# Input for this task start

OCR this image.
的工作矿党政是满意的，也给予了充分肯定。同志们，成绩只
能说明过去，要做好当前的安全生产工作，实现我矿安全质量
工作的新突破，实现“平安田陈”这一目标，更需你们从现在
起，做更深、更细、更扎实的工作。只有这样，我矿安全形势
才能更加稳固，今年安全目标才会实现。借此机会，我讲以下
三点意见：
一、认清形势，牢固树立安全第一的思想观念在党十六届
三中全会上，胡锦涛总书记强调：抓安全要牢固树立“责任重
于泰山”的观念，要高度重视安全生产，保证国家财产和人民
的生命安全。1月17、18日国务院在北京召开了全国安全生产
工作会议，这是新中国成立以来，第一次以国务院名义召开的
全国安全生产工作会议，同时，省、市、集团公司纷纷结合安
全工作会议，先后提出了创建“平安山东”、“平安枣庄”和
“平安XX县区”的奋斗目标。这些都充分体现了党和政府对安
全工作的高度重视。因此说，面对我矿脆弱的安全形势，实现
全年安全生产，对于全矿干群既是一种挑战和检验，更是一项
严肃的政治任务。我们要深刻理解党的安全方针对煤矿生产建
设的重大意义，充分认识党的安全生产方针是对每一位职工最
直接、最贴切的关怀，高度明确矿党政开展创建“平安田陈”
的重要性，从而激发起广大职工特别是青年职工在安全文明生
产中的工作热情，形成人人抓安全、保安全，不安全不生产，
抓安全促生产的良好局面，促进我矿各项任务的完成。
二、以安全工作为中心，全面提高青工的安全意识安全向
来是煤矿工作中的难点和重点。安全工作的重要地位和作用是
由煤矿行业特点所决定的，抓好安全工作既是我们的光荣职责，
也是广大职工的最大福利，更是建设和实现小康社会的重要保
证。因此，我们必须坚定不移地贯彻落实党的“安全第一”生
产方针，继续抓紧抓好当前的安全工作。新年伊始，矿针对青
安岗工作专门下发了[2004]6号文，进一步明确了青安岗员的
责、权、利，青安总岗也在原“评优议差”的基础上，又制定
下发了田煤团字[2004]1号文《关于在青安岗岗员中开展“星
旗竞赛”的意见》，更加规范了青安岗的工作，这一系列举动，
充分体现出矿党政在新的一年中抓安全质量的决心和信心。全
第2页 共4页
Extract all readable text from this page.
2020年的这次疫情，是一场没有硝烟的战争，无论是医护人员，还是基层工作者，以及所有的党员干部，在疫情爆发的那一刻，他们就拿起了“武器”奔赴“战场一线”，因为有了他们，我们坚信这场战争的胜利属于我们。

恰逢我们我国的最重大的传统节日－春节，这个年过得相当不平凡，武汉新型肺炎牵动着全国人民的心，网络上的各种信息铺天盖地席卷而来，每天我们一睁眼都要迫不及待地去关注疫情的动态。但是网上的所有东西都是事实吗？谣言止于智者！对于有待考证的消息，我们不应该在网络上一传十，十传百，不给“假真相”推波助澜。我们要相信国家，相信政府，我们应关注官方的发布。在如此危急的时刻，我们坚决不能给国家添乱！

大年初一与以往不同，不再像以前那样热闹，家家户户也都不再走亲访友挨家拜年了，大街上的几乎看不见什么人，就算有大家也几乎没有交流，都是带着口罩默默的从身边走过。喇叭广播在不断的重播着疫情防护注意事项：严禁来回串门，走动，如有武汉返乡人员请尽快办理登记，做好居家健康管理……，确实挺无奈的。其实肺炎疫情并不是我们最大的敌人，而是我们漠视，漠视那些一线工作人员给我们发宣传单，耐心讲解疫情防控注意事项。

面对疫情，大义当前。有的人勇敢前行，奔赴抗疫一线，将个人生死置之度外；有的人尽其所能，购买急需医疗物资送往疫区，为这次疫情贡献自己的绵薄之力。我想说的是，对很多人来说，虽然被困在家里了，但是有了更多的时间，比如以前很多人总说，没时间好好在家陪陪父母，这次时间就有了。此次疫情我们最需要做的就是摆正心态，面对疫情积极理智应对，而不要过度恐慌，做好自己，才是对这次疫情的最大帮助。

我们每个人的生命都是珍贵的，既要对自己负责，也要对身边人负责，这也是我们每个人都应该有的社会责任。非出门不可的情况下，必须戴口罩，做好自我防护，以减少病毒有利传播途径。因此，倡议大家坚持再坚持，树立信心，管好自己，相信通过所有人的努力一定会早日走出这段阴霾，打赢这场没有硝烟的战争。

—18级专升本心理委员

# Input for this task end

• Stated exercise: Say how many lines in the records hold the string "平安田陈", and say nothing else.

• Exercise answer: 2